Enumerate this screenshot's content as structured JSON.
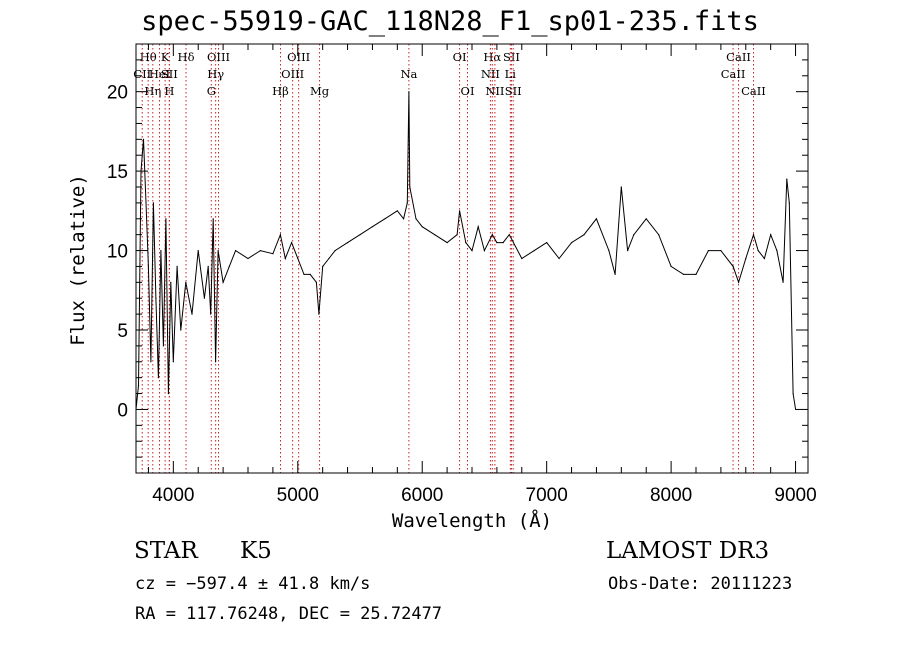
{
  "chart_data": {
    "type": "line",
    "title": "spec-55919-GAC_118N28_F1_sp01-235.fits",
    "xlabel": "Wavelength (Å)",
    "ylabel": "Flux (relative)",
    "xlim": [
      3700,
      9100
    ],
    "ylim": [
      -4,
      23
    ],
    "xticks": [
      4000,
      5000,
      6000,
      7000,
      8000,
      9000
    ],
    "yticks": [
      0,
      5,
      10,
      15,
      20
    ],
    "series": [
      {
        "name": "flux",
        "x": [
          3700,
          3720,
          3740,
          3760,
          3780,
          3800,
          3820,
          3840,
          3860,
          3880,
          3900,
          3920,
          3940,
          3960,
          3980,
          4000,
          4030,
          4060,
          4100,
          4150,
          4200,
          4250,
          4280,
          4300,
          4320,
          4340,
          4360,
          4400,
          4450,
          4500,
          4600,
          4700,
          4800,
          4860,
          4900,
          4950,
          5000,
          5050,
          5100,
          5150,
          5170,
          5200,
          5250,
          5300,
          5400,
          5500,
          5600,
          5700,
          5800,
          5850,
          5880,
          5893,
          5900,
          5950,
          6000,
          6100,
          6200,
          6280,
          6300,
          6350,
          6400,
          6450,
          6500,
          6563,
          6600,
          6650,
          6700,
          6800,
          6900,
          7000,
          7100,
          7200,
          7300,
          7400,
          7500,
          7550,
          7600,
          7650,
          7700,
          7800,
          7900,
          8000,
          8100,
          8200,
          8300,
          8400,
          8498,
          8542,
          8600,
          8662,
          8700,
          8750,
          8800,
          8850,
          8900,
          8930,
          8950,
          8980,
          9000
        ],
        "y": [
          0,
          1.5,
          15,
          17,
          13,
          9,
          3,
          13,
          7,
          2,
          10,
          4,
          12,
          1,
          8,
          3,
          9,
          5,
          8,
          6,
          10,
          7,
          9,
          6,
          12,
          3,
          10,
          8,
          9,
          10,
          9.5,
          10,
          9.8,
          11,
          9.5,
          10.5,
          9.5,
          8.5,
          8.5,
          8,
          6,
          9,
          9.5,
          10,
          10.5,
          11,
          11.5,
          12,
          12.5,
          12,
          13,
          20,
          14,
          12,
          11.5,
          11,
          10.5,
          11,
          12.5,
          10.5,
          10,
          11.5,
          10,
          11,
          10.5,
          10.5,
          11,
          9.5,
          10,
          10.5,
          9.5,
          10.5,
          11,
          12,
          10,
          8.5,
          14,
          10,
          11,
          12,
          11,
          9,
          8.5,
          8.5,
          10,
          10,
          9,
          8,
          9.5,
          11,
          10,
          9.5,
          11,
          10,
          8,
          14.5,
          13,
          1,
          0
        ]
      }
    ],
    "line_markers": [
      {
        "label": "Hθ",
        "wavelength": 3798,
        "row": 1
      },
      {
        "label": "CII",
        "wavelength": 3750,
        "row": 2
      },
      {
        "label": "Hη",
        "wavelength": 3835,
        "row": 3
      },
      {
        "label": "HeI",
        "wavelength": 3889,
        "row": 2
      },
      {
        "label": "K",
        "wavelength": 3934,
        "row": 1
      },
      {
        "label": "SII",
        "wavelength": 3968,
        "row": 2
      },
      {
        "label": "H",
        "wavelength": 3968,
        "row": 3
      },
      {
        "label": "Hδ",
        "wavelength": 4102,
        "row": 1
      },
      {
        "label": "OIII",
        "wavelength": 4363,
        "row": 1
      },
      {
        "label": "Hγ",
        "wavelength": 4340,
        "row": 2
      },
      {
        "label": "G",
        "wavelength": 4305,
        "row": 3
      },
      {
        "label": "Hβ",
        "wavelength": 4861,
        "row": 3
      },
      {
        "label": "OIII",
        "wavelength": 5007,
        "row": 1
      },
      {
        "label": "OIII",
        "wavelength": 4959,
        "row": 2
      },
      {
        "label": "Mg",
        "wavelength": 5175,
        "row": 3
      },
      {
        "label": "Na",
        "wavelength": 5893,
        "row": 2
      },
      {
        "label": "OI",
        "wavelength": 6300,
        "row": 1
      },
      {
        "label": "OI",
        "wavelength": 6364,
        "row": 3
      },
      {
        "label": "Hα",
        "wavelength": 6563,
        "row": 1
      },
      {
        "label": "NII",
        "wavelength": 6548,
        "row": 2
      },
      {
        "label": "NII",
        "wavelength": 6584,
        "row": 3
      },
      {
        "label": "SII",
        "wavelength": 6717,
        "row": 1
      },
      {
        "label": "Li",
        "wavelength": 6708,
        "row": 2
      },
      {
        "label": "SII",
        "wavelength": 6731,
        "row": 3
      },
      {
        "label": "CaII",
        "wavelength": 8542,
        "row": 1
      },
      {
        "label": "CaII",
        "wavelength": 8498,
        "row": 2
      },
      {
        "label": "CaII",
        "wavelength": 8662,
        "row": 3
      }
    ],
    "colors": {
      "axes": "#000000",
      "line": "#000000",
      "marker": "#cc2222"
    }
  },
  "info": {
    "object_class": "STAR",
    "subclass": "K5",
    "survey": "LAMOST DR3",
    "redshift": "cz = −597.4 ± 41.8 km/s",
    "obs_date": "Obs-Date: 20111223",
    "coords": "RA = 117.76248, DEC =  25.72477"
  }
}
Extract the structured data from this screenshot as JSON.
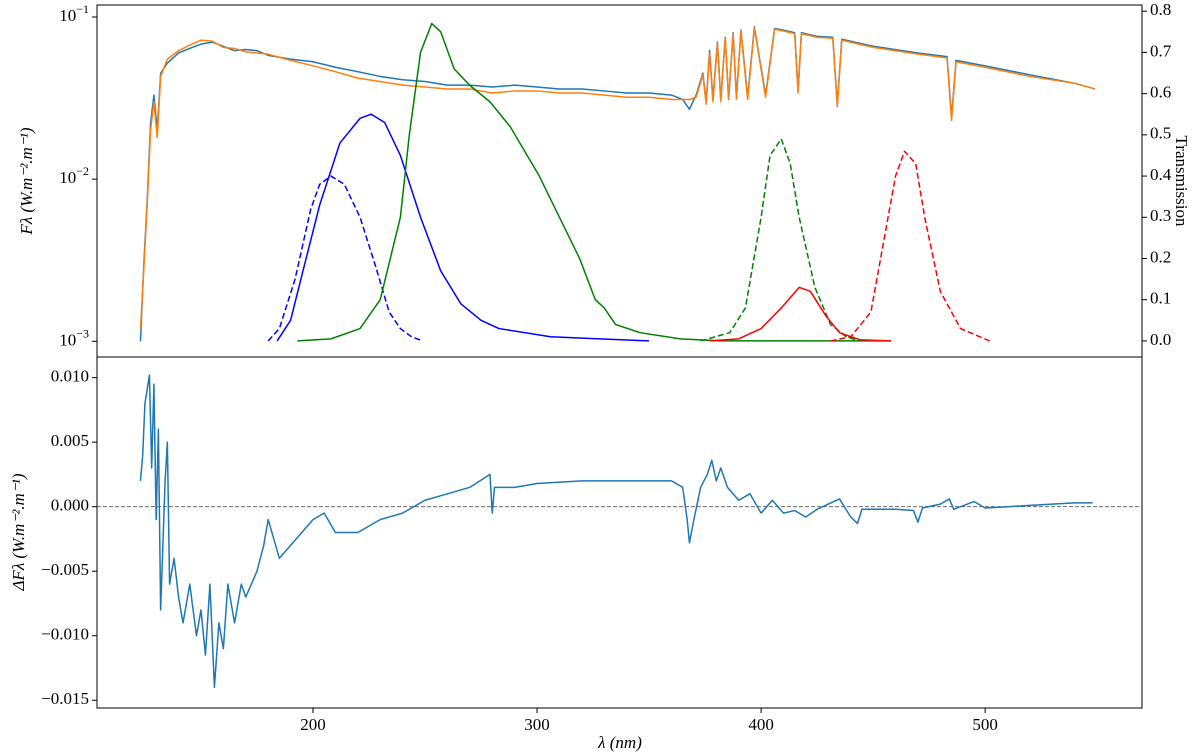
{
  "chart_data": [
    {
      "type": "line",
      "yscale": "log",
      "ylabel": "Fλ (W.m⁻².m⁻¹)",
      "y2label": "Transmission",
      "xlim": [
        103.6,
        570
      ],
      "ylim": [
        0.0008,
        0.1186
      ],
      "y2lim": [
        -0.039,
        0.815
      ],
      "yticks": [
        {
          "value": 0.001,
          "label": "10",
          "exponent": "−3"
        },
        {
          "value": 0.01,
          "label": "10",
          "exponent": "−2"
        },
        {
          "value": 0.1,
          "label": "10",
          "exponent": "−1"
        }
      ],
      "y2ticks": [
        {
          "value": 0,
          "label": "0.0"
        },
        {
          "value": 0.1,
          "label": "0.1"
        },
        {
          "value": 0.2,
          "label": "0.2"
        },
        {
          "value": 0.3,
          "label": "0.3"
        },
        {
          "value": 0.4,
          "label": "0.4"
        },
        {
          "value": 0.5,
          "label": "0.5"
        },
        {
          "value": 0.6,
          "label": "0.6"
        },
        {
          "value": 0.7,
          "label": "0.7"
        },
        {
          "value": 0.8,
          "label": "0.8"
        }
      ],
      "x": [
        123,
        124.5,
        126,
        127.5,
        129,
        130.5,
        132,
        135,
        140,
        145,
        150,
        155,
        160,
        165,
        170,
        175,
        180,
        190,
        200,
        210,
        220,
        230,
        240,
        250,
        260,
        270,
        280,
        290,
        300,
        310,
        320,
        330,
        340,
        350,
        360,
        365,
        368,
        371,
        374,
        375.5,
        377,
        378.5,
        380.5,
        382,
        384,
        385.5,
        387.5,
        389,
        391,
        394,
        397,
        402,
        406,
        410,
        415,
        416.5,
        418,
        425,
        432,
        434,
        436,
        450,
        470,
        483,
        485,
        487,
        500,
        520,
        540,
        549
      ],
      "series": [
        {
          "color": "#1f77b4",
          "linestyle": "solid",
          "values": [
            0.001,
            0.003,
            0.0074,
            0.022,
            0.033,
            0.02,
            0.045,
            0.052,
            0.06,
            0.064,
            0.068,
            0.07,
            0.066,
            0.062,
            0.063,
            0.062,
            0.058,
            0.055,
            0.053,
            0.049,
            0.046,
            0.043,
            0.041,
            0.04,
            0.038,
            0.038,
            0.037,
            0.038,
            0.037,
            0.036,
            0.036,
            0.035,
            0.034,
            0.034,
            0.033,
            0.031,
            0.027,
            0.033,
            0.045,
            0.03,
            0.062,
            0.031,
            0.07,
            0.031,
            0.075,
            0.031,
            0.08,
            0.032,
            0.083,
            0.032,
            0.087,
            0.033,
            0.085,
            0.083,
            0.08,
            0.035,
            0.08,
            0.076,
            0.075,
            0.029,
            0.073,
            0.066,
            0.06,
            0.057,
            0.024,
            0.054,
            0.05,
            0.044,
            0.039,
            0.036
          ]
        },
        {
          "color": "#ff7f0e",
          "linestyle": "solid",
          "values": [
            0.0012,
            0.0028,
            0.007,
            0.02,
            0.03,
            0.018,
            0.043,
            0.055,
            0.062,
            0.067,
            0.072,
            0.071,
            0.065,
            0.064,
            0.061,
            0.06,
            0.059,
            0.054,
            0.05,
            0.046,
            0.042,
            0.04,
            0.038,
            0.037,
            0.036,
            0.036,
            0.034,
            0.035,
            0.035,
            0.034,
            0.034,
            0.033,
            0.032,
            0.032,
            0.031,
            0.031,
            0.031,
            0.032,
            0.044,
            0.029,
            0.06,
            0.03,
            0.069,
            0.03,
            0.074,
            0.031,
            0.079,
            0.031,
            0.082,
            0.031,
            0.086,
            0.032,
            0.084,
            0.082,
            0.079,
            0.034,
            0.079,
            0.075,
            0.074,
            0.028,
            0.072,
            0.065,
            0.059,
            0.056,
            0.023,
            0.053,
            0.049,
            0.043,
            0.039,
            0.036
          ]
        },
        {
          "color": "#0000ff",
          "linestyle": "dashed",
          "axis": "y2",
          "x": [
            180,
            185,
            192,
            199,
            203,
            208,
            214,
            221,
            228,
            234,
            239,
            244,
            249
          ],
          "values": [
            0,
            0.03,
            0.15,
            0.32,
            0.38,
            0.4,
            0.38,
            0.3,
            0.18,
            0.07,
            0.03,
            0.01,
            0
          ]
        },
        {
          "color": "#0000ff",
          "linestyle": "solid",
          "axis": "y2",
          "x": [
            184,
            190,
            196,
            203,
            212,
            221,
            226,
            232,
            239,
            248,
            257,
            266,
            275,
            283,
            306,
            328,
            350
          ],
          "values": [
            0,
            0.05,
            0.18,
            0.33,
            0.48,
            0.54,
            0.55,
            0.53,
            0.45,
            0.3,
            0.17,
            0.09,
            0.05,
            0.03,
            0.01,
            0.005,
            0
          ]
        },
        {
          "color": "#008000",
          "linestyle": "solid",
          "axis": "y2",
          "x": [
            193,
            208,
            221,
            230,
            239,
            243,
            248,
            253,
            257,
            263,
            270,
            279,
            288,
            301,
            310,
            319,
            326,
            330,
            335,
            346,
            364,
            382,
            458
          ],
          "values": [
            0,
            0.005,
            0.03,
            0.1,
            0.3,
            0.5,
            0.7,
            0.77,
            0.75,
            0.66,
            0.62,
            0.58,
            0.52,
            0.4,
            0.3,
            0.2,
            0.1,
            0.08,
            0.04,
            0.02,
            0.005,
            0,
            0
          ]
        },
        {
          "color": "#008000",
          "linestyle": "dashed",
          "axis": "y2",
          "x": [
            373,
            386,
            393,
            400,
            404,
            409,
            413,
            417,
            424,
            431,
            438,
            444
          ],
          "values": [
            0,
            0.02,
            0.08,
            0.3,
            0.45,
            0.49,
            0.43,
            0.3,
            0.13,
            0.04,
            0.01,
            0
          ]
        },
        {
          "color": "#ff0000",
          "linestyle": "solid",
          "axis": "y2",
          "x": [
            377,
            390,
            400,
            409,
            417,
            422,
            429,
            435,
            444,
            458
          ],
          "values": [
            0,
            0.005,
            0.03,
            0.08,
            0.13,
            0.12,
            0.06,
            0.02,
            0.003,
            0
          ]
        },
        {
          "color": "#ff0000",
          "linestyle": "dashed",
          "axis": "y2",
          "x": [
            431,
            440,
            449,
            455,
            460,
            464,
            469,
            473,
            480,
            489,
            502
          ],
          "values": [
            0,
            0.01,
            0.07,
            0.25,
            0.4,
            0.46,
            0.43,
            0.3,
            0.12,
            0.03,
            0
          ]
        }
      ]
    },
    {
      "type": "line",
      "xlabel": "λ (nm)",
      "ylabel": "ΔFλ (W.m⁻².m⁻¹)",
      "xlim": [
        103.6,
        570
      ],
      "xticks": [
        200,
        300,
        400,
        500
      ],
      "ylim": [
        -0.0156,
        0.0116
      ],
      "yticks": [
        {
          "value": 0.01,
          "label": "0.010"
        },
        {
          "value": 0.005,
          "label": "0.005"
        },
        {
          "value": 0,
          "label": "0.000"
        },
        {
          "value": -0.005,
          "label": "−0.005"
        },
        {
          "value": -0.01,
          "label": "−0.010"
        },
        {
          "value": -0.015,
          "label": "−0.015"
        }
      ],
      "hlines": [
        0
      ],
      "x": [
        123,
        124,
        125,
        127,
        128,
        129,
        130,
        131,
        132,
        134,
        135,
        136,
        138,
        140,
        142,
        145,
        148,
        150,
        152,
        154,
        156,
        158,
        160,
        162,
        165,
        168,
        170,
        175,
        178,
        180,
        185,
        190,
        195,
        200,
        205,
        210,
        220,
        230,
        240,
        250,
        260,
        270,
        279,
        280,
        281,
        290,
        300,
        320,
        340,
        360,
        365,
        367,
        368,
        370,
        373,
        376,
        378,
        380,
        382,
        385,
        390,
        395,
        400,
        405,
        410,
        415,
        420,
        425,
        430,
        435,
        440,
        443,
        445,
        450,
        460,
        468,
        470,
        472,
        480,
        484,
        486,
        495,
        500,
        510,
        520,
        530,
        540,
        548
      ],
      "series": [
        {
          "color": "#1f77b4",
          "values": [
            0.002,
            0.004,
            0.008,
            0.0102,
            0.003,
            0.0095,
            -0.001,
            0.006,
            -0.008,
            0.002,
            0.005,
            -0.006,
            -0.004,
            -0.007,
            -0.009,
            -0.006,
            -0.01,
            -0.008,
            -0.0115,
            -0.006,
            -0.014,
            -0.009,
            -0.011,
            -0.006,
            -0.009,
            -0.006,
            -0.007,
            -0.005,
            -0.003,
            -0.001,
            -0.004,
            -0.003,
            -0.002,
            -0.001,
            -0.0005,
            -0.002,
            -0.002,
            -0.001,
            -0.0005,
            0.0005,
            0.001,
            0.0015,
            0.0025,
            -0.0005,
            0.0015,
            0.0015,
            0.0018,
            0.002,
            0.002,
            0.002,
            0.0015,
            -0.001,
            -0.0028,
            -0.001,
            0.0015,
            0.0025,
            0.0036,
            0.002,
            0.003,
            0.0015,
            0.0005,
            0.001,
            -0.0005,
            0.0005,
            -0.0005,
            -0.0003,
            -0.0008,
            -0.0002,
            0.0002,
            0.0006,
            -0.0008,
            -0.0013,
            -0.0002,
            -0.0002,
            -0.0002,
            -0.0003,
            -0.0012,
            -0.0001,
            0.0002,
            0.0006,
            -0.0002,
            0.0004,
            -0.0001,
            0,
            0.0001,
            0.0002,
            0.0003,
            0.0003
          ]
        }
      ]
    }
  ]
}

_What to produce_
Tell how many lines of the data above hold the string "this". Give only the number.

_Solution to the exercise_
2